**EXERCISE**
Every line containing the word "Dostawa" needs to be found and copied.

**GIVEN DATA**
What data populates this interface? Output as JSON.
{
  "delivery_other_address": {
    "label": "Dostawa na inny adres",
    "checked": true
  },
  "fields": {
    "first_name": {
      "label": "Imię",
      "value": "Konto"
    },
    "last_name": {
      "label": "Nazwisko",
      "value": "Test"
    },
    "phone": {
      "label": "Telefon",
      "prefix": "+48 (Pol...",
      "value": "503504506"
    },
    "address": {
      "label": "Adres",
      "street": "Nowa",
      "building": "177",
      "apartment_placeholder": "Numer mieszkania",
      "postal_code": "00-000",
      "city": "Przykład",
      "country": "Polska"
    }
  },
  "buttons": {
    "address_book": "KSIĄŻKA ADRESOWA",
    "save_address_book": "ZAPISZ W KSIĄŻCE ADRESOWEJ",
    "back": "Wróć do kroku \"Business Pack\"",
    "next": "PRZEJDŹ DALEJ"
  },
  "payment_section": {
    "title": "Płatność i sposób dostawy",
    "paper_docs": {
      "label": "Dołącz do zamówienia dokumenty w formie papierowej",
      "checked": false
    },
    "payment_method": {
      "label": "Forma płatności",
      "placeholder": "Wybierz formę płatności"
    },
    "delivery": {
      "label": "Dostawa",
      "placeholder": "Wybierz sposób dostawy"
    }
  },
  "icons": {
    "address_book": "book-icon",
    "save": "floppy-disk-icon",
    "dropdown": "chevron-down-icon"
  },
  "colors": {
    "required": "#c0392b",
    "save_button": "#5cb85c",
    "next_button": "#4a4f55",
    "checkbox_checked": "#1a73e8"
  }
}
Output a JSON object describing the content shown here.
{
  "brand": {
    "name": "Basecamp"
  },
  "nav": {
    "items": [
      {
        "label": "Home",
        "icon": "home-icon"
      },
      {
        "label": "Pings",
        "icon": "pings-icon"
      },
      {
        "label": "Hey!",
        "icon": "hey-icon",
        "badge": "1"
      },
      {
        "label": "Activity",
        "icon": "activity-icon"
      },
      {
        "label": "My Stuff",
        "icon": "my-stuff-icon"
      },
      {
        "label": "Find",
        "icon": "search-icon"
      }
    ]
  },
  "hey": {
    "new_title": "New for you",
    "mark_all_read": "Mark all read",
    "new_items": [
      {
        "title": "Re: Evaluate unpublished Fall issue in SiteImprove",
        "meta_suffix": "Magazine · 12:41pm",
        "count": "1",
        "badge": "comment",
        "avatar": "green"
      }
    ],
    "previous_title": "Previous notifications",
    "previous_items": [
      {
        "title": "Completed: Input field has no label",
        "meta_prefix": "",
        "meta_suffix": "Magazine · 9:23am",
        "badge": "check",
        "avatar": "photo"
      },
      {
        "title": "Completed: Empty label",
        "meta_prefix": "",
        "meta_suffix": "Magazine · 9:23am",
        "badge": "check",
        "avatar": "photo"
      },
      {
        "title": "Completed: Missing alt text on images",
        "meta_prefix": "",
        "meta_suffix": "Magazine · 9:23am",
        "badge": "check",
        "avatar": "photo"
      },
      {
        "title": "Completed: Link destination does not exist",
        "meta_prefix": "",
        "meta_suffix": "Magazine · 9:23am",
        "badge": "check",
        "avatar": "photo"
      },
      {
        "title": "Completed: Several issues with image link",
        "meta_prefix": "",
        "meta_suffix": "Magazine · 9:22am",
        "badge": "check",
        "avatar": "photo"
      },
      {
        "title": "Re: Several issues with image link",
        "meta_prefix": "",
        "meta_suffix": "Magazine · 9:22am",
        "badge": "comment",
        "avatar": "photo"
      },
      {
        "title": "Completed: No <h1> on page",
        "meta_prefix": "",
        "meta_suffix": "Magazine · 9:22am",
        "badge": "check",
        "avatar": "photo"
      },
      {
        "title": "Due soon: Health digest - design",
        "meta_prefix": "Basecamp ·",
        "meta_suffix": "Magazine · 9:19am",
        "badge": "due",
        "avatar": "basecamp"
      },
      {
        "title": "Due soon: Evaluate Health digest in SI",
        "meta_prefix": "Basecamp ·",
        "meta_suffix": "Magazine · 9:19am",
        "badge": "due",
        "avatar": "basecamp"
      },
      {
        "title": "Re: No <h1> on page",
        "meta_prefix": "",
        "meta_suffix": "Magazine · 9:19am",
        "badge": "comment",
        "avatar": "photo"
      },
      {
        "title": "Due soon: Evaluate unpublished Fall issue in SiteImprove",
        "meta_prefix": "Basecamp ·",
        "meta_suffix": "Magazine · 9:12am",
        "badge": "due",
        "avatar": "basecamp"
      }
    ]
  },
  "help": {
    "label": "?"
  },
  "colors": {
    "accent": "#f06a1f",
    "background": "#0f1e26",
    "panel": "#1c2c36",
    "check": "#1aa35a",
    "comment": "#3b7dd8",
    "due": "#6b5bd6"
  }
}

**RESPONSE TO THE TASK**
    "label": "Dostawa na inny adres",
      "label": "Dostawa",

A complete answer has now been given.